WHAT TO WORK ON:
Among the entries, which lines carry the string "December"? Copy each of them.
════════
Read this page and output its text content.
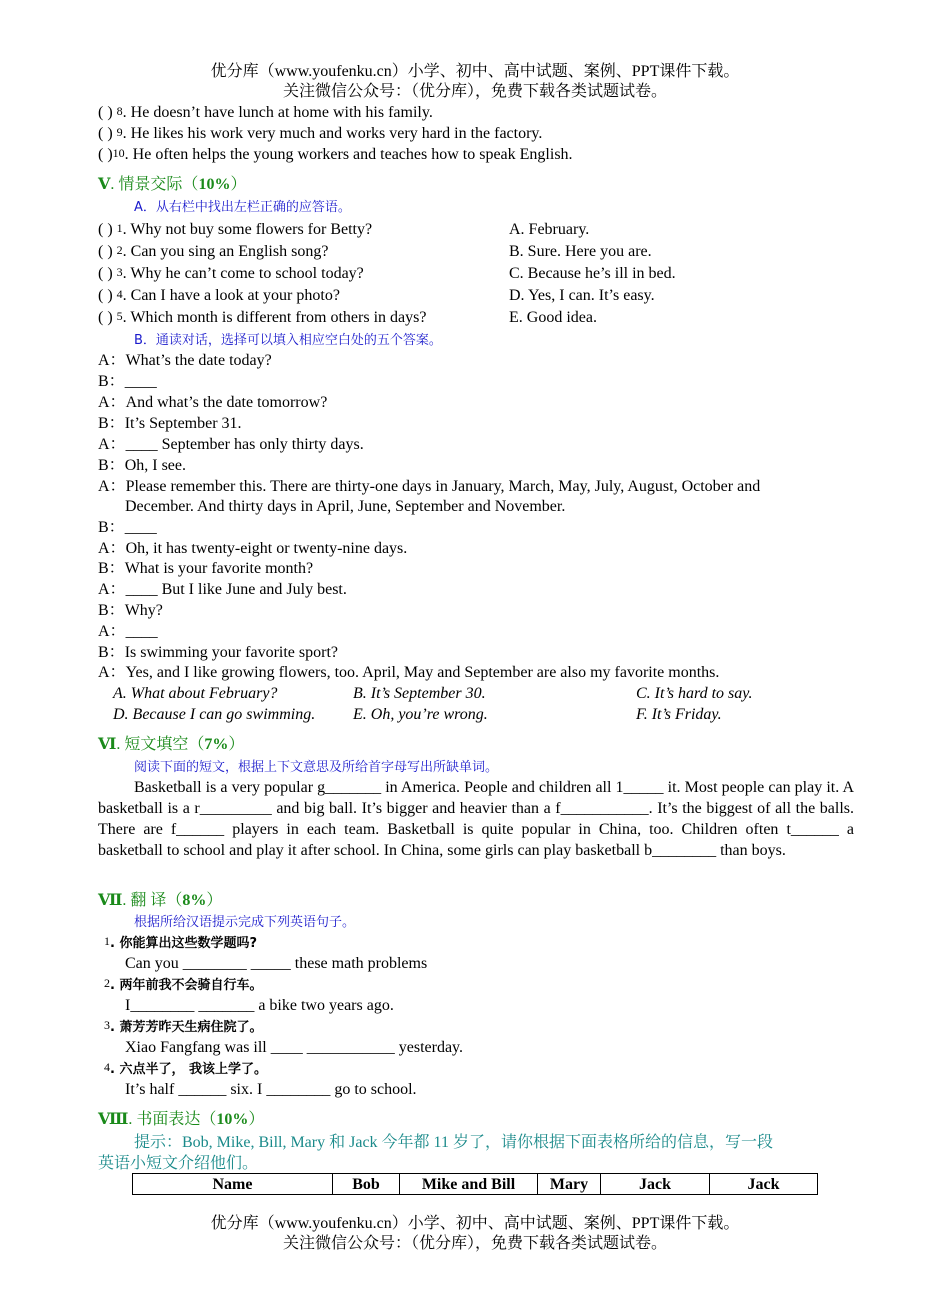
优分库（www.youfenku.cn）小学、初中、高中试题、案例、PPT课件下载。
关注微信公众号：（优分库），免费下载各类试题试卷。
( ) $^8$. He doesn’t have lunch at home with his family.
( ) $^9$. He likes his work very much and works very hard in the factory.
( )$^{10}$. He often helps the young workers and teaches how to speak English.
Ⅴ. 情景交际（10%）
A．从右栏中找出左栏正确的应答语。
( ) $^1$. Why not buy some flowers for Betty?	A. February.
( ) $^2$. Can you sing an English song?	B. Sure. Here you are.
( ) $^3$. Why he can’t come to school today?	C. Because he’s ill in bed.
( ) $^4$. Can I have a look at your photo?	D. Yes, I can. It’s easy.
( ) $^5$. Which month is different from others in days?	E. Good idea.
B．通读对话，选择可以填入相应空白处的五个答案。
A：What’s the date today?
B：____
A：And what’s the date tomorrow?
B：It’s September 31.
A：____ September has only thirty days.
B：Oh, I see.
A：Please remember this. There are thirty-one days in January, March, May, July, August, October and
December. And thirty days in April, June, September and November.
B：____
A：Oh, it has twenty-eight or twenty-nine days.
B：What is your favorite month?
A：____ But I like June and July best.
B：Why?
A：____
B：Is swimming your favorite sport?
A：Yes, and I like growing flowers, too. April, May and September are also my favorite months.
A. What about February?	B. It’s September 30.	C. It’s hard to say.
D. Because I can go swimming. E. Oh, you’re wrong.	F. It’s Friday.
Ⅵ. 短文填空（7%）
阅读下面的短文，根据上下文意思及所给首字母写出所缺单词。
Basketball is a very popular g_______ in America. People and children all 1_____ it. Most people can play it. A basketball is a r_________ and big ball. It’s bigger and heavier than a f___________. It’s the biggest of all the balls. There are f______ players in each team. Basketball is quite popular in China, too. Children often t______ a basketball to school and play it after school. In China, some girls can play basketball b________ than boys.
Ⅶ. 翻 译（8%）
根据所给汉语提示完成下列英语句子。
$^1$. 你能算出这些数学题吗?
Can you ________ _____ these math problems
$^2$. 两年前我不会骑自行车。
I________ _______ a bike two years ago.
$^3$. 萧芳芳昨天生病住院了。
Xiao Fangfang was ill ____ ___________ yesterday.
$^4$. 六点半了， 我该上学了。
It’s half ______ six. I ________ go to school.
Ⅷ. 书面表达（10%）
提示：Bob, Mike, Bill, Mary 和 Jack 今年都 11 岁了，请你根据下面表格所给的信息，写一段
英语小短文介绍他们。
Name	Bob	Mike and Bill	Mary	Jack	Jack
优分库（www.youfenku.cn）小学、初中、高中试题、案例、PPT课件下载。
关注微信公众号：（优分库），免费下载各类试题试卷。
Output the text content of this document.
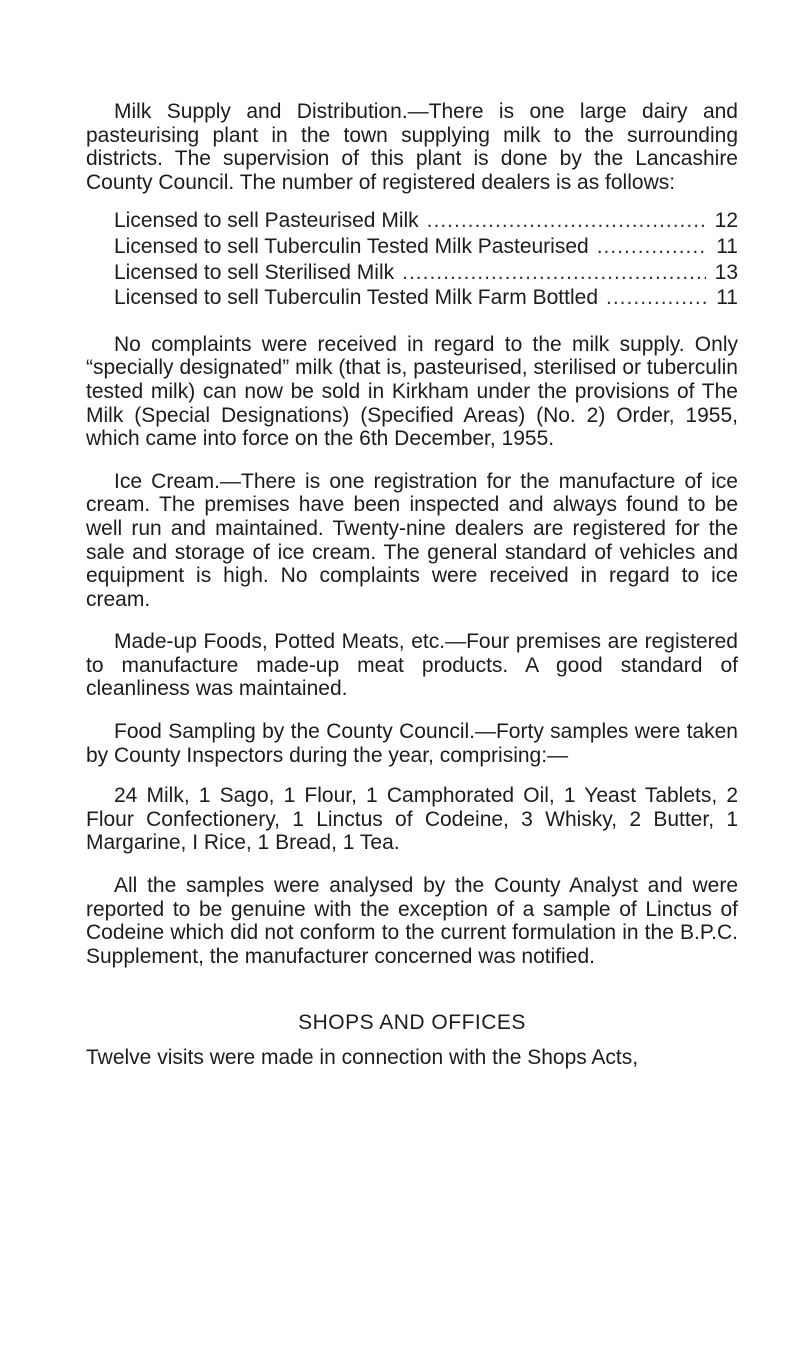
Milk Supply and Distribution.—There is one large dairy and pasteurising plant in the town supplying milk to the surrounding districts. The supervision of this plant is done by the Lancashire County Council. The number of registered dealers is as follows:

Licensed to sell Pasteurised Milk .....	12
Licensed to sell Tuberculin Tested Milk Pasteurised .....	11
Licensed to sell Sterilised Milk .....	13
Licensed to sell Tuberculin Tested Milk Farm Bottled .....	11

No complaints were received in regard to the milk supply. Only “specially designated” milk (that is, pasteurised, sterilised or tuberculin tested milk) can now be sold in Kirkham under the provisions of The Milk (Special Designations) (Specified Areas) (No. 2) Order, 1955, which came into force on the 6th December, 1955.

Ice Cream.—There is one registration for the manufacture of ice cream. The premises have been inspected and always found to be well run and maintained. Twenty-nine dealers are registered for the sale and storage of ice cream. The general standard of vehicles and equipment is high. No complaints were received in regard to ice cream.

Made-up Foods, Potted Meats, etc.—Four premises are registered to manufacture made-up meat products. A good standard of cleanliness was maintained.

Food Sampling by the County Council.—Forty samples were taken by County Inspectors during the year, comprising:—

24 Milk, 1 Sago, 1 Flour, 1 Camphorated Oil, 1 Yeast Tablets, 2 Flour Confectionery, 1 Linctus of Codeine, 3 Whisky, 2 Butter, 1 Margarine, I Rice, 1 Bread, 1 Tea.

All the samples were analysed by the County Analyst and were reported to be genuine with the exception of a sample of Linctus of Codeine which did not conform to the current formulation in the B.P.C. Supplement, the manufacturer concerned was notified.

SHOPS AND OFFICES

Twelve visits were made in connection with the Shops Acts,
════════
OUTPUT FOR THIS TASK:
December. And thirty days in April, June, September and November.
No complaints were received in regard to the milk supply. Only “specially designated” milk (that is, pasteurised, sterilised or tuberculin tested milk) can now be sold in Kirkham under the provisions of The Milk (Special Designations) (Specified Areas) (No. 2) Order, 1955, which came into force on the 6th December, 1955.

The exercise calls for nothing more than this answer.